■ EXERCISE REQUIREMENTS:
Answer with a number only: how many lines of the data contain "around"?

■ LISTED ENTRIES:
################

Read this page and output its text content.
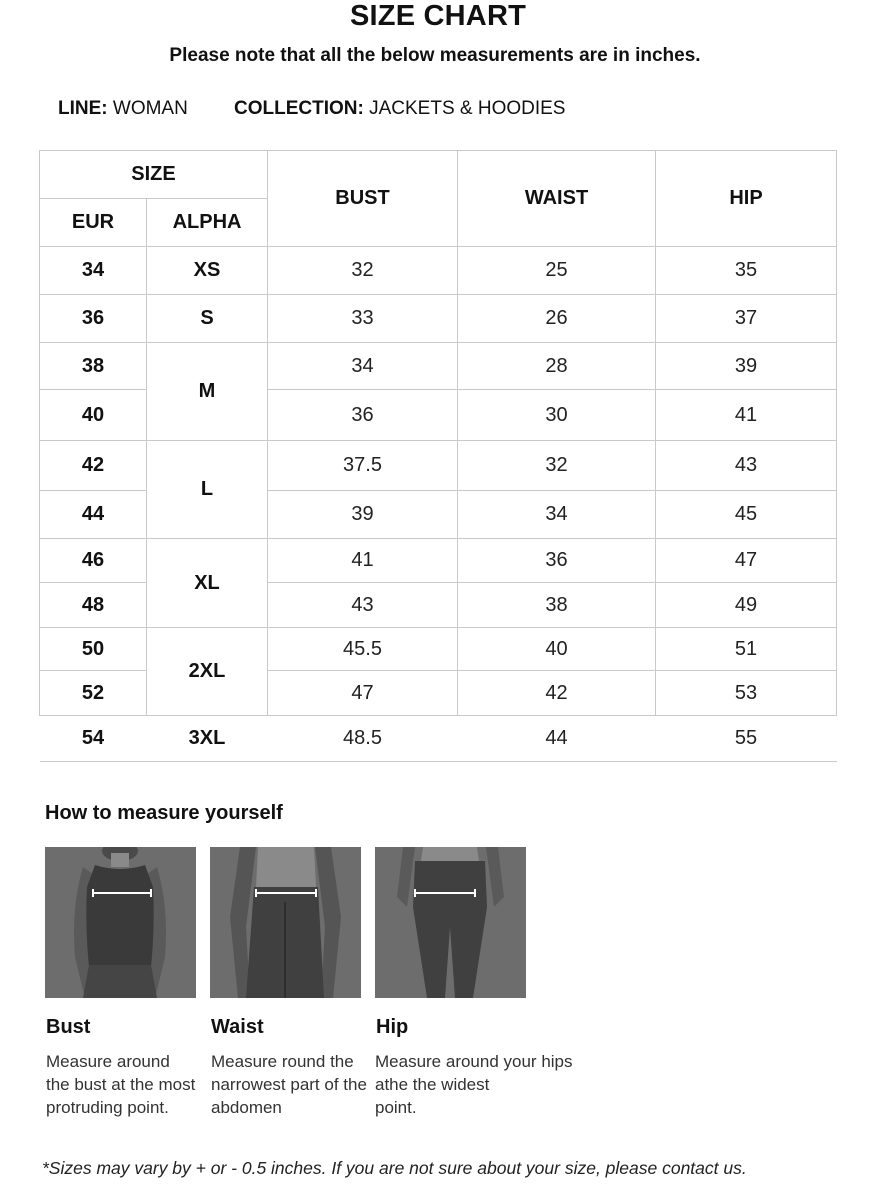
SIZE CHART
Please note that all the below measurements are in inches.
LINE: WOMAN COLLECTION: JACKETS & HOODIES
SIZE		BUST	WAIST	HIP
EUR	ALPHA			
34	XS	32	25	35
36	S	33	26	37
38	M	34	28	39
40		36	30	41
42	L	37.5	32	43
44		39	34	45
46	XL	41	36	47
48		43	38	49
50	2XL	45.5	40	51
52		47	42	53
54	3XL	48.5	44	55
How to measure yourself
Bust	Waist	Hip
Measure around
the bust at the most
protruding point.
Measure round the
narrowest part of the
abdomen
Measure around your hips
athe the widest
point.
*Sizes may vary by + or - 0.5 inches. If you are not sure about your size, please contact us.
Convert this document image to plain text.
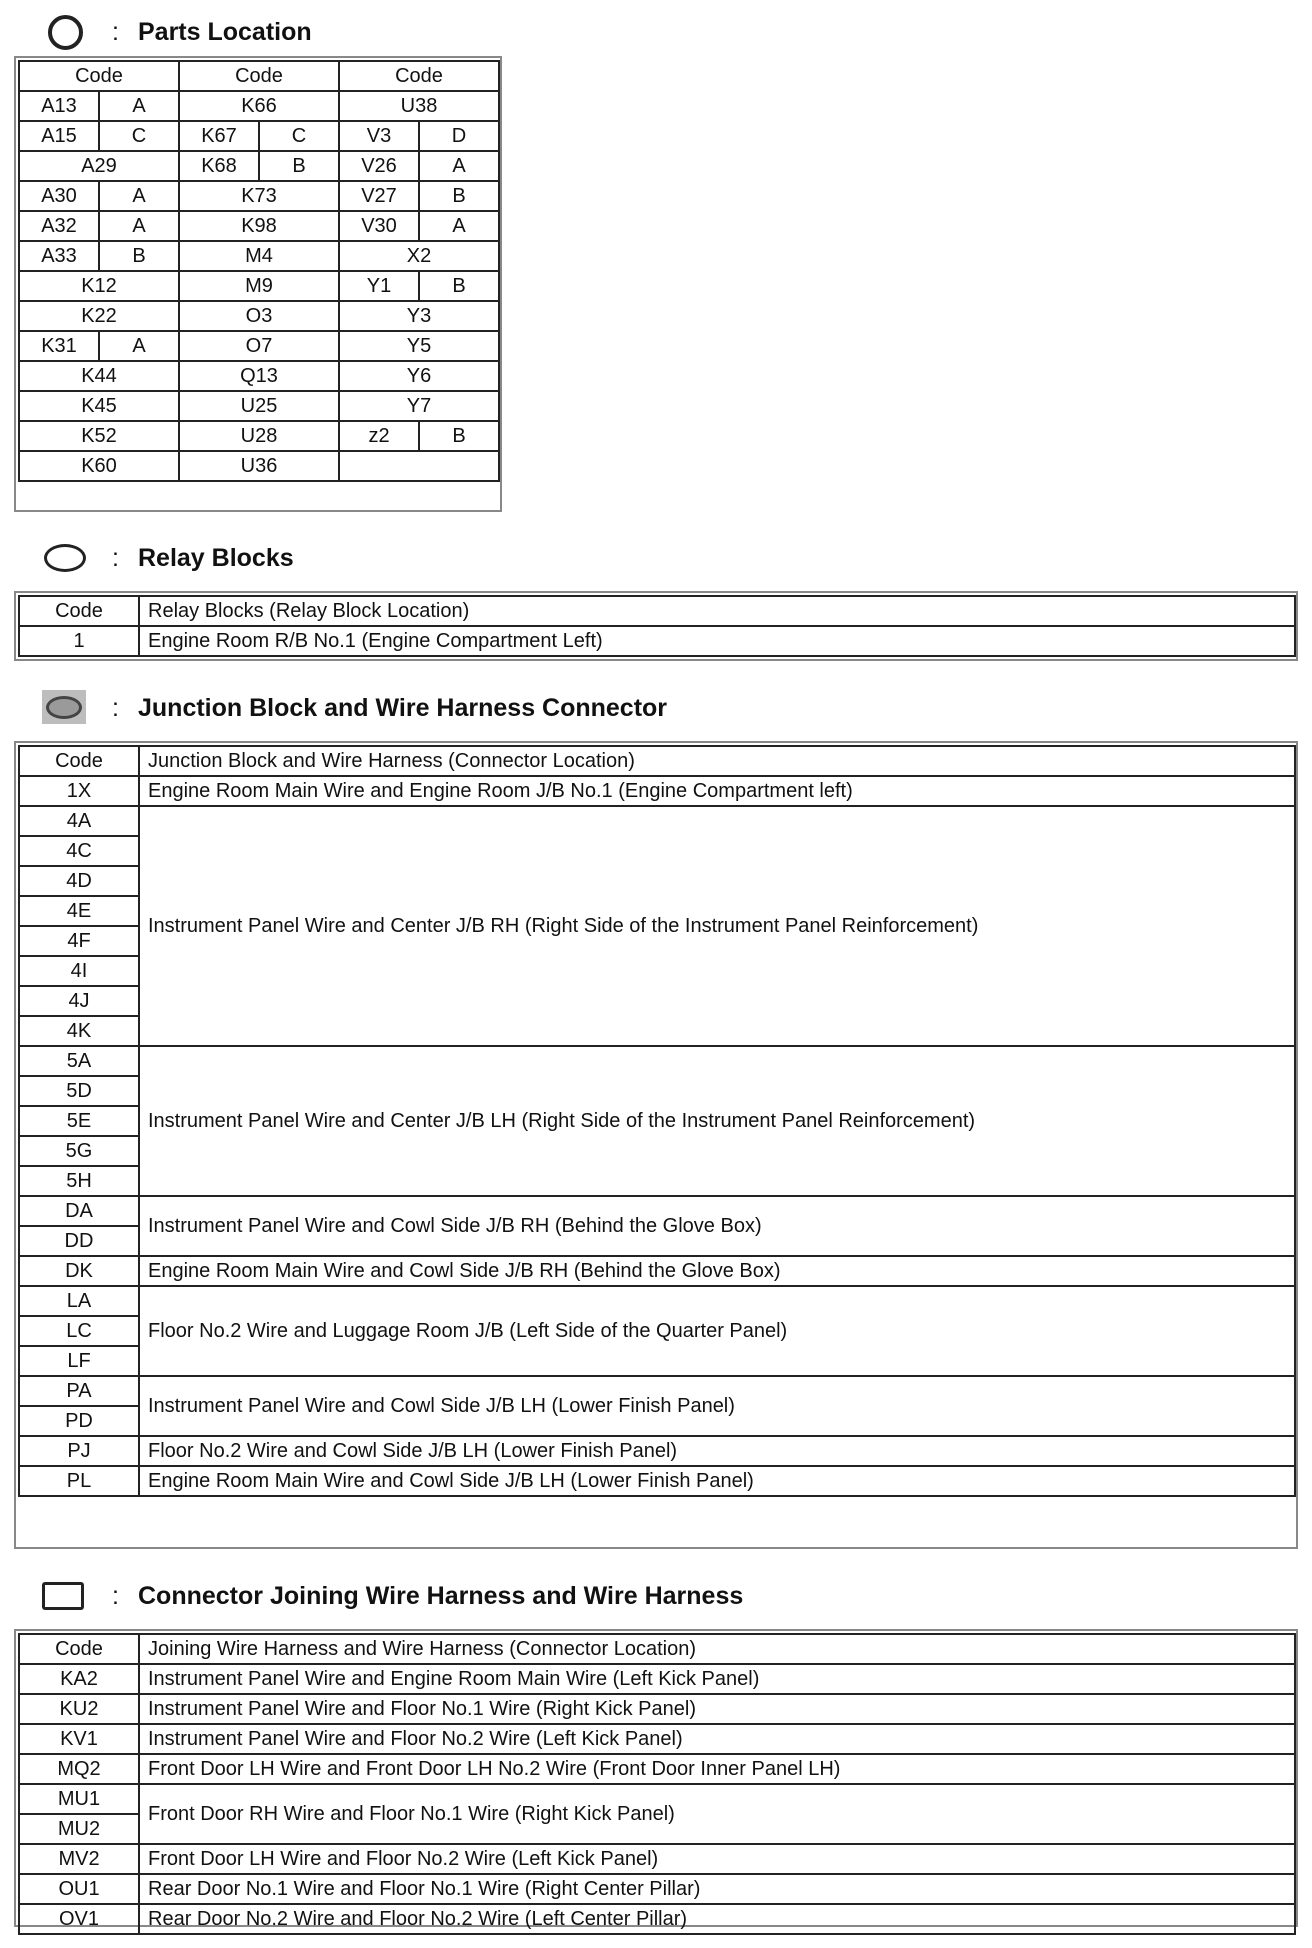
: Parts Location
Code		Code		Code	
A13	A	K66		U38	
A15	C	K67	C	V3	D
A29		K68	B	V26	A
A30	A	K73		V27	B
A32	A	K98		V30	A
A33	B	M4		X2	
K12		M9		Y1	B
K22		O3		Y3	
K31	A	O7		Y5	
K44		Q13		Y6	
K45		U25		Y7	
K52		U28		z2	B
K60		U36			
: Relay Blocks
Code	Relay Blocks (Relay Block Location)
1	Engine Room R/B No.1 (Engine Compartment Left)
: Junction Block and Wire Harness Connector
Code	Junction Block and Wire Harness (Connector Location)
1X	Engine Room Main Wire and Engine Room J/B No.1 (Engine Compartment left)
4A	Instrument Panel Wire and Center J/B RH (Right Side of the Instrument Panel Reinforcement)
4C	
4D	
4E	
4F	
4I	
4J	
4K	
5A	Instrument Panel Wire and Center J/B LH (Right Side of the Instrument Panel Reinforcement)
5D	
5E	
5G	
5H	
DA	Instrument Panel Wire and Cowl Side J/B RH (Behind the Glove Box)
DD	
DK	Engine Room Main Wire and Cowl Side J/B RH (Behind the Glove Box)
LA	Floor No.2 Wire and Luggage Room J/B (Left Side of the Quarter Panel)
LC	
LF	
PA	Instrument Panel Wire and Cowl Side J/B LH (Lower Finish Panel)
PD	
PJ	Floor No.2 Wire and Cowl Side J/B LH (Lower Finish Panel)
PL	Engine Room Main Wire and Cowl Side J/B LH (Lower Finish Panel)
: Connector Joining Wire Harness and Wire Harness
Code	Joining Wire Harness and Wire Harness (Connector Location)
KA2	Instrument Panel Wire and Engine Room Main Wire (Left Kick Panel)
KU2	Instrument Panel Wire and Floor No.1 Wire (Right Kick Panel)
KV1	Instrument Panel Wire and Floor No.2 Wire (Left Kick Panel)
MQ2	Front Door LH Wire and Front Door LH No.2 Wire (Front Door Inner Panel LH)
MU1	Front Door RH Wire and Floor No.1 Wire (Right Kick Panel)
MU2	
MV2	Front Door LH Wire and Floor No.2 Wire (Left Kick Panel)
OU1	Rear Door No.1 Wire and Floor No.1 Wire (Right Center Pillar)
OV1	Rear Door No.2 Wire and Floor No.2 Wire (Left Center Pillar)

################

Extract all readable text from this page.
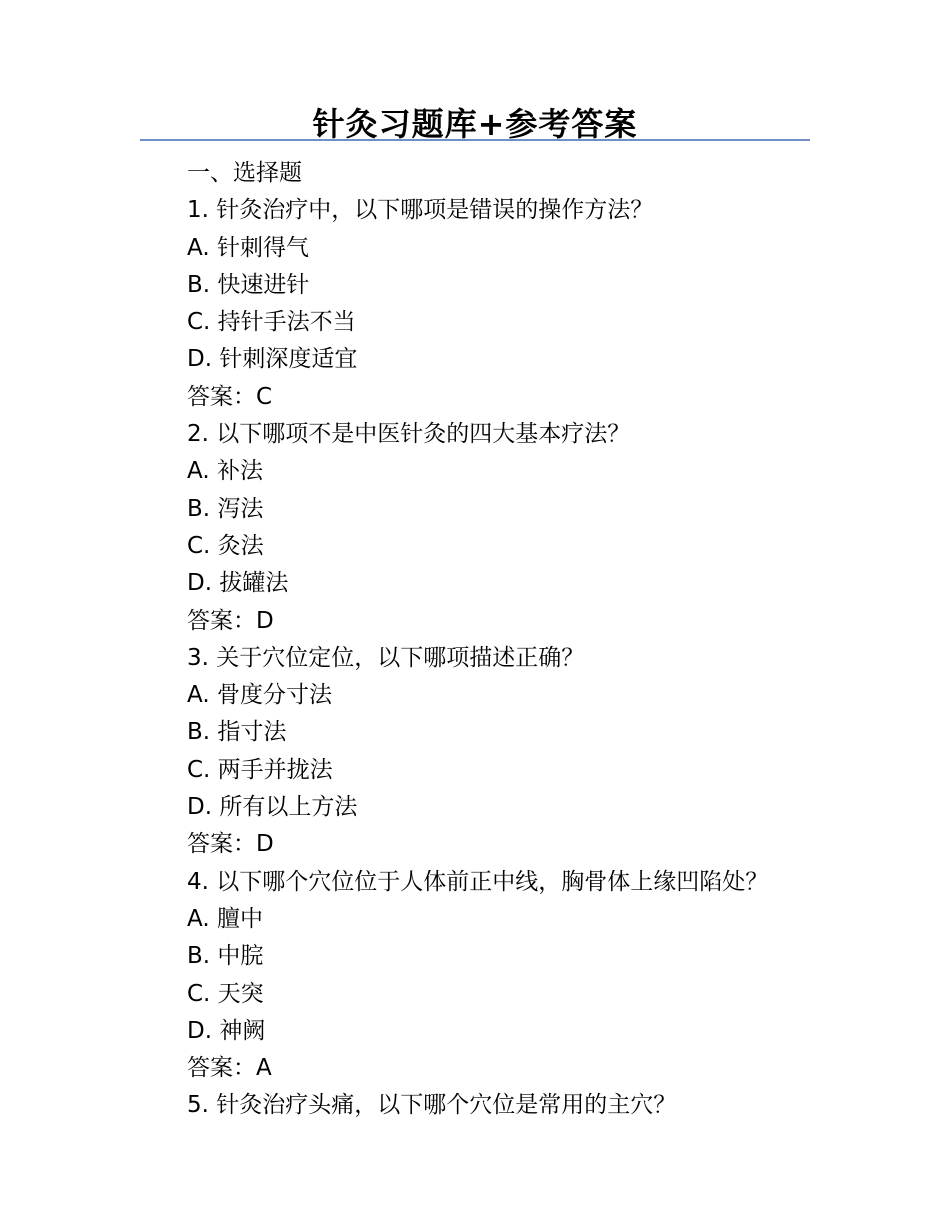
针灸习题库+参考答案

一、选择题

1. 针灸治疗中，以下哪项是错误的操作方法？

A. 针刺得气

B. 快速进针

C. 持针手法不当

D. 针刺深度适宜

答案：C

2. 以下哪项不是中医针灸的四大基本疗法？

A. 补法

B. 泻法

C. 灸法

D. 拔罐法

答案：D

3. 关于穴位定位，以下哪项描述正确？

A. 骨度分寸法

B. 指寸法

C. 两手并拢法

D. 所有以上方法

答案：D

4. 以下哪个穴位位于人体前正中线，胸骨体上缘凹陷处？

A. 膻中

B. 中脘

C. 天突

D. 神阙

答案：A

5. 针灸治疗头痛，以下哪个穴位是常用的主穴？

################

■ ANSWER TO THE PROBLEM:
2